Por mais que pareça contraditório, as distopias oferecem um alívio para aqueles que não se conformam com o caos que permeia a existência humana desde tempos imemoriais. A desordem intrínseca à vida na Terra, embora não tenha atingido o ápice do horror retratado em diversas produções artísticas, certamente não nos proporciona conforto ou aceitabilidade. Se ainda não chegamos ao fundo do abismo moral e econômico que nos aguarda, como uma serpente seduzindo sua presa antes de devorá-la, isso se deve, em parte, à compaixão de uma força superior, que observa os infelizes que já perderam o essencial para uma vida digna e permite que cada um de nós continue em sua agonia até a chegada da morte — a única saída para muitos já consumidos pelo desespero e pelo desalento. Em momentos de crise, o canto da velha musa precisa cessar; nessa pausa, novos anseios emergem e as queixas sobre novas carências surgem, perpetuando a roda das misérias humanas.
A necessidade de sobreviver nos leva a adotar uma postura mais combativa em relação aos outros. Essa transformação não é lenta; logo, passamos a incorporar essa nova faceta em nossa essência, impulsionados pelas dificuldades que se ampliam em cenários extremos, onde a vida se torna uma arena brutal, onde é preciso lutar para não ser vencido. As pessoas são despojadas de seu livre arbítrio e sensibilidade, transformando-se em meros reflexos de uma consciência coletiva, abandonando a capacidade de pensar de maneira independente e se submetendo a estratégias vis, não por covardia, mas pela falta de apoio. Com um orçamento robusto, um elenco talentoso e uma narrativa que, apesar de algumas incoerências, se sustenta, Gary Ross dá início à saga “Jogos Vorazes” (2012), que se estenderá por mais três filmes, em grande parte graças à performance de uma estrela que demonstrou, desde cedo, seu potencial.

▶ [LISTA DE TAREFAS]
- 1) Reescreva a listagem como uma tabela em Markdown com as colunas Nº e Linha, do início da listagem até a linha com "- file-bottom-label-a: a: [25, 825, 125, 850]", incluindo essa linha e deixando de fora as linhas em branco.
- 2) Continue o texto sobre as distopias e o filme "Jogos Vorazes" a partir da última frase apresentada.
O texto e a listagem não têm nenhuma relação entre si.

(Entradas de regiões rotuladas)
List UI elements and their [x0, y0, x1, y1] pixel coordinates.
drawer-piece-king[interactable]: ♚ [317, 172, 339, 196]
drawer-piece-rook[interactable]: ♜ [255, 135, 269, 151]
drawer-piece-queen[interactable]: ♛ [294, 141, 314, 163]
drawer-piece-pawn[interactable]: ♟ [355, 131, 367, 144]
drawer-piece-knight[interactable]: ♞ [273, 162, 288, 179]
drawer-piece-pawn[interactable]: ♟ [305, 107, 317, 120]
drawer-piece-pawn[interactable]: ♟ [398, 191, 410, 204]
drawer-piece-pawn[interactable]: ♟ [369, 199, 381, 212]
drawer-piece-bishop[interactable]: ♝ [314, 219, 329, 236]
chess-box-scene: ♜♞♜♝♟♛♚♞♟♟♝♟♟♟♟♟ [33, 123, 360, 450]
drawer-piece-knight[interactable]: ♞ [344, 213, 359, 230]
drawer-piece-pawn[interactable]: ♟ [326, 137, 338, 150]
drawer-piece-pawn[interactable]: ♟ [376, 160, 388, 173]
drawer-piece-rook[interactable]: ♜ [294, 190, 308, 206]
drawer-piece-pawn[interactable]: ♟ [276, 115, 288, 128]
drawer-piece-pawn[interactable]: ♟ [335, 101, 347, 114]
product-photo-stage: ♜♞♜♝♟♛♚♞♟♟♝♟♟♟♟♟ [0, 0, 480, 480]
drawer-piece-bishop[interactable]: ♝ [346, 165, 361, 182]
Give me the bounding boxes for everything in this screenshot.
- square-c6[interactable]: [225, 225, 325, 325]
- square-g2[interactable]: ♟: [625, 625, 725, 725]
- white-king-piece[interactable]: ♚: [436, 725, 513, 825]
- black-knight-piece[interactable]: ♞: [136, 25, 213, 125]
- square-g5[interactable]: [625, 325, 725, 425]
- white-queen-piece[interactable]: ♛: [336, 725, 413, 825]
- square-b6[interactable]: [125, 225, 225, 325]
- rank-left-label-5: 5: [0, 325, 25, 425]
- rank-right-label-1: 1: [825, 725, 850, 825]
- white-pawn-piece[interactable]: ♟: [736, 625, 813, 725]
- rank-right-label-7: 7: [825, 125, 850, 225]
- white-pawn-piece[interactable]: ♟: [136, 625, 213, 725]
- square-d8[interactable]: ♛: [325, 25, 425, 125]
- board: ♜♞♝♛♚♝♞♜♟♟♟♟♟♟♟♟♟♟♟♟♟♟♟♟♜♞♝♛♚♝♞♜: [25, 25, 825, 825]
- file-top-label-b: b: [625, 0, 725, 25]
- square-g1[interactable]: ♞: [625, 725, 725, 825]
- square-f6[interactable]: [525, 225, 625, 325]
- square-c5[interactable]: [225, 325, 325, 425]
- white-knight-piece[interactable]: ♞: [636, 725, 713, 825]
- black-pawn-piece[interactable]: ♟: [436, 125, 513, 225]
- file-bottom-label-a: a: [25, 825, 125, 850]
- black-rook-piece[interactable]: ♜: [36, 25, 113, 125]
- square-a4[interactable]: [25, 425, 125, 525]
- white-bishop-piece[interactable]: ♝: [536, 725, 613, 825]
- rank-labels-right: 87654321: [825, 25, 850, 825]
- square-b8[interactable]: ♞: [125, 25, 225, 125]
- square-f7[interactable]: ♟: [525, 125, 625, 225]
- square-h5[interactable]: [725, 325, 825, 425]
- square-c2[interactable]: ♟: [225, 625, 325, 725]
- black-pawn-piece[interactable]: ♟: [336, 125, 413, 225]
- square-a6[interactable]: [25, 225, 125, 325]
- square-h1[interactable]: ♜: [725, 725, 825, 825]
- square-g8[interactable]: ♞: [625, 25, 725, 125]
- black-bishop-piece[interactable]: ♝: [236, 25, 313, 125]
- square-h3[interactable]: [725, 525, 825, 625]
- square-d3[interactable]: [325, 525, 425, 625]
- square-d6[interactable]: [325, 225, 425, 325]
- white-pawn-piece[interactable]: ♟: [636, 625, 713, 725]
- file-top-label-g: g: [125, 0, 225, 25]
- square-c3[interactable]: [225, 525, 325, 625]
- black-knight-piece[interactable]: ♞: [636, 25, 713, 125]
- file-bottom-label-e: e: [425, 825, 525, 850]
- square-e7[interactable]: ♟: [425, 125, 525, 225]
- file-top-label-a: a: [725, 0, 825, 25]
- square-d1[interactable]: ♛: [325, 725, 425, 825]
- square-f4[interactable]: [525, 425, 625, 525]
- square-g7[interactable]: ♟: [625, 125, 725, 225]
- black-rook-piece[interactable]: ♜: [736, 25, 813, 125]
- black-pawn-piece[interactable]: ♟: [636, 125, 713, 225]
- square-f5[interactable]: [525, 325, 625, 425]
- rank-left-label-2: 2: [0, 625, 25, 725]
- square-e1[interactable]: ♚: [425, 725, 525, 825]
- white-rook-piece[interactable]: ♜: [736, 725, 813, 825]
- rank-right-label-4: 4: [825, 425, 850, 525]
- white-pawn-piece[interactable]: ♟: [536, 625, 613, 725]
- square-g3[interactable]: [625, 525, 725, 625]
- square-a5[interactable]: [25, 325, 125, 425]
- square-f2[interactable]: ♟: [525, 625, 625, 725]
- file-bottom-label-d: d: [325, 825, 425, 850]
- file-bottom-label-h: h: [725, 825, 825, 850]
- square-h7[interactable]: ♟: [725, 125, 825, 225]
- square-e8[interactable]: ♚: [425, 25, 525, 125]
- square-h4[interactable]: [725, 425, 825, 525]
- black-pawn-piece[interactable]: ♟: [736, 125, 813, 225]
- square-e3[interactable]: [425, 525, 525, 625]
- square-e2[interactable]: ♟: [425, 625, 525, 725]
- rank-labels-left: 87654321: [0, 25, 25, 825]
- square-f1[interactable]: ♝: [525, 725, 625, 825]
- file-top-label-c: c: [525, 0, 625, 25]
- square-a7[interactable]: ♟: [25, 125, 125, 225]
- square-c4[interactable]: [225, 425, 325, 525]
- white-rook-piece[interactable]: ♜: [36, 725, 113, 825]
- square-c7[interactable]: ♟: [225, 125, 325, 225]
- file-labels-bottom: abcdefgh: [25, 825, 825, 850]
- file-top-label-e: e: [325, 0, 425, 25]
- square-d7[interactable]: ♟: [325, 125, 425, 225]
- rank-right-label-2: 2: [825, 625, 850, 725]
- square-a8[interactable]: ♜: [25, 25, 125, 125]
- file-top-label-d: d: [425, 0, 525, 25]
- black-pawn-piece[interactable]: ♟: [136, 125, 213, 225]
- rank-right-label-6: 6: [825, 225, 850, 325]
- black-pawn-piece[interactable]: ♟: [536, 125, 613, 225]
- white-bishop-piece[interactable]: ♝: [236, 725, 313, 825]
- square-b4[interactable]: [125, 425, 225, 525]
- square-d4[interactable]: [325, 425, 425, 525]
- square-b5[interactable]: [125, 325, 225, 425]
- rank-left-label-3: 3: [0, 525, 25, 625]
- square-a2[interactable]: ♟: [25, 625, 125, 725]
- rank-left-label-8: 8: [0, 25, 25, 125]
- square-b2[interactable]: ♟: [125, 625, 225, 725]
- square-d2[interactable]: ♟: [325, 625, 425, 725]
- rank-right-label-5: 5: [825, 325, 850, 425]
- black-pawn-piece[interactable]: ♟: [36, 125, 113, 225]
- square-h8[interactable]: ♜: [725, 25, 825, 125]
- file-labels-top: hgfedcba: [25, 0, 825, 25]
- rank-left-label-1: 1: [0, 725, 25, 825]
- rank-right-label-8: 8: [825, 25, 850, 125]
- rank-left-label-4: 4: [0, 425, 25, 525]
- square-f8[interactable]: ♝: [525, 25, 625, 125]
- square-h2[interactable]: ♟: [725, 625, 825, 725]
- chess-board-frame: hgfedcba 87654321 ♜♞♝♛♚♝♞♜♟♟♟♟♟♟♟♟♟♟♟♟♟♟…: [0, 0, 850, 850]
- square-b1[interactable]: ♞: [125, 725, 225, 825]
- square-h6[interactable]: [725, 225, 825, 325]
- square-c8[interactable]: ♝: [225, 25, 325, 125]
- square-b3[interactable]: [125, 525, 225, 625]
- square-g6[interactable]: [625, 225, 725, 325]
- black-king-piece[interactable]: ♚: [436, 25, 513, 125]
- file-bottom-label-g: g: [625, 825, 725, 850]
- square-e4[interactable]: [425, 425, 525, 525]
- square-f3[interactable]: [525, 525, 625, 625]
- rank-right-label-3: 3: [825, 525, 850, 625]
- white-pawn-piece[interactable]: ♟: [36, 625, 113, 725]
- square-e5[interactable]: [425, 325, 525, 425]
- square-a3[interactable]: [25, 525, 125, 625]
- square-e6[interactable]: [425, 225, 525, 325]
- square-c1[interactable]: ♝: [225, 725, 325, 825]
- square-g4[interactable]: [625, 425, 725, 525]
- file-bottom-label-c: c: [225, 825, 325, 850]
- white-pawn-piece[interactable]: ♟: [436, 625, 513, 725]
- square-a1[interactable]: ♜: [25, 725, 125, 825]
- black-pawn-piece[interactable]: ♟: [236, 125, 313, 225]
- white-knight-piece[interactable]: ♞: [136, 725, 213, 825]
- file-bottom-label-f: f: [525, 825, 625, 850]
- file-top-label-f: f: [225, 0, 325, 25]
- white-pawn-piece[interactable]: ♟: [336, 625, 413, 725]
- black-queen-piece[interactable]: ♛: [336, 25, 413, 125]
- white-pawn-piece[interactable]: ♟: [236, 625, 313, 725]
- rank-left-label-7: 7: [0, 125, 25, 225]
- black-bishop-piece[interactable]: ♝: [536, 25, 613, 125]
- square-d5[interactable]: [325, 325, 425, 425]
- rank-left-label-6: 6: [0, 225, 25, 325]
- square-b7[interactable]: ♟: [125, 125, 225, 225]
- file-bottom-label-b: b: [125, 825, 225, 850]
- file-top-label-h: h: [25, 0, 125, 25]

▶ [RESPOSTAS POR TAREFA]
- 1)
| Nº | Linha |
|---|---|
| 1 | List UI elements and their [x0, y0, x1, y1] pixel coordinates. |
| 2 | drawer-piece-king[interactable]: ♚ [317, 172, 339, 196] |
| 3 | drawer-piece-rook[interactable]: ♜ [255, 135, 269, 151] |
| 4 | drawer-piece-queen[interactable]: ♛ [294, 141, 314, 163] |
| 5 | drawer-piece-pawn[interactable]: ♟ [355, 131, 367, 144] |
| 6 | drawer-piece-knight[interactable]: ♞ [273, 162, 288, 179] |
| 7 | drawer-piece-pawn[interactable]: ♟ [305, 107, 317, 120] |
| 8 | drawer-piece-pawn[interactable]: ♟ [398, 191, 410, 204] |
| 9 | drawer-piece-pawn[interactable]: ♟ [369, 199, 381, 212] |
| 10 | drawer-piece-bishop[interactable]: ♝ [314, 219, 329, 236] |
| 11 | chess-box-scene: ♜♞♜♝♟♛♚♞♟♟♝♟♟♟♟♟ [33, 123, 360, 450] |
| 12 | drawer-piece-knight[interactable]: ♞ [344, 213, 359, 230] |
| 13 | drawer-piece-pawn[interactable]: ♟ [326, 137, 338, 150] |
| 14 | drawer-piece-pawn[interactable]: ♟ [376, 160, 388, 173] |
| 15 | drawer-piece-rook[interactable]: ♜ [294, 190, 308, 206] |
| 16 | drawer-piece-pawn[interactable]: ♟ [276, 115, 288, 128] |
| 17 | drawer-piece-pawn[interactable]: ♟ [335, 101, 347, 114] |
| 18 | product-photo-stage: ♜♞♜♝♟♛♚♞♟♟♝♟♟♟♟♟ [0, 0, 480, 480] |
| 19 | drawer-piece-bishop[interactable]: ♝ [346, 165, 361, 182] |
| 20 | Give me the bounding boxes for everything in this screenshot. |
| 21 | - square-c6[interactable]: [225, 225, 325, 325] |
| 22 | - square-g2[interactable]: ♟: [625, 625, 725, 725] |
| 23 | - white-king-piece[interactable]: ♚: [436, 725, 513, 825] |
| 24 | - black-knight-piece[interactable]: ♞: [136, 25, 213, 125] |
| 25 | - square-g5[interactable]: [625, 325, 725, 425] |
| 26 | - white-queen-piece[interactable]: ♛: [336, 725, 413, 825] |
| 27 | - square-b6[interactable]: [125, 225, 225, 325] |
| 28 | - rank-left-label-5: 5: [0, 325, 25, 425] |
| 29 | - rank-right-label-1: 1: [825, 725, 850, 825] |
| 30 | - white-pawn-piece[interactable]: ♟: [736, 625, 813, 725] |
| 31 | - rank-right-label-7: 7: [825, 125, 850, 225] |
| 32 | - white-pawn-piece[interactable]: ♟: [136, 625, 213, 725] |
| 33 | - square-d8[interactable]: ♛: [325, 25, 425, 125] |
| 34 | - board: ♜♞♝♛♚♝♞♜♟♟♟♟♟♟♟♟♟♟♟♟♟♟♟♟♜♞♝♛♚♝♞♜: [25, 25, 825, 825] |
| 35 | - file-top-label-b: b: [625, 0, 725, 25] |
| 36 | - square-g1[interactable]: ♞: [625, 725, 725, 825] |
| 37 | - square-f6[interactable]: [525, 225, 625, 325] |
| 38 | - square-c5[interactable]: [225, 325, 325, 425] |
| 39 | - white-knight-piece[interactable]: ♞: [636, 725, 713, 825] |
| 40 | - black-pawn-piece[interactable]: ♟: [436, 125, 513, 225] |
| 41 | - file-bottom-label-a: a: [25, 825, 125, 850] |

- 2)
No cinema, a ficção científica se destaca como o gênero preferido para explorar as questões filosóficas sobre o incerto futuro da humanidade, e “Jogos Vorazes” não é uma exceção. O roteiro, elaborado por Ross, Billy Ray e Suzanne Collins, a autora dos livros que serviram de base para o filme, narra a história de nações da América do Norte devastadas após uma catástrofe — seja ela um conflito nuclear, uma guerra civil que saiu de controle, ou a consequência da incompetência e psicopatia de governantes — que se reagrupam em um bloco chamado Panem, sob o domínio do Capitólio (e qualquer semelhança com a realidade é, sem dúvida, intencional), organizado em doze distritos. O diretor insere na narrativa elementos que levam a reflexões políticas, cujo significado se desdobra ao longo das quase duas horas e meia de projeção, um tempo um tanto extenso, embora a trama se mantenha coesa. Em seguida, o público é apresentado à competição que dá título ao filme: cada distrito deve selecionar dois tributos, uma jovem e um jovem, que lutam até a morte em um espetáculo, evocando os gladiadores da Roma antiga.
Ross mantém a essência da fábula apocalíptica presente na obra de Collins, focando na preparação dos tributos do Distrito 12, o mais empobrecido, para o confronto final. Antes que o filme atinja sua fase mais intensa e sanguinolenta, o diretor investe no romance improvável entre Katniss Everdeen, interpretada por Jennifer Lawrence, e seu adversário Peeta Mellark, vivido por Josh Hutcherson. O desenrolar dessa relação é marcado por uma série de desafios menos evidentes, mas igualmente cruéis, começando pelas aparições no talk show conduzido por Caesar Flickerman, interpretado por Stanley Tucci, que sempre brilha em cena, sugerindo um desfecho enigmático que será elucidado em continua sequência.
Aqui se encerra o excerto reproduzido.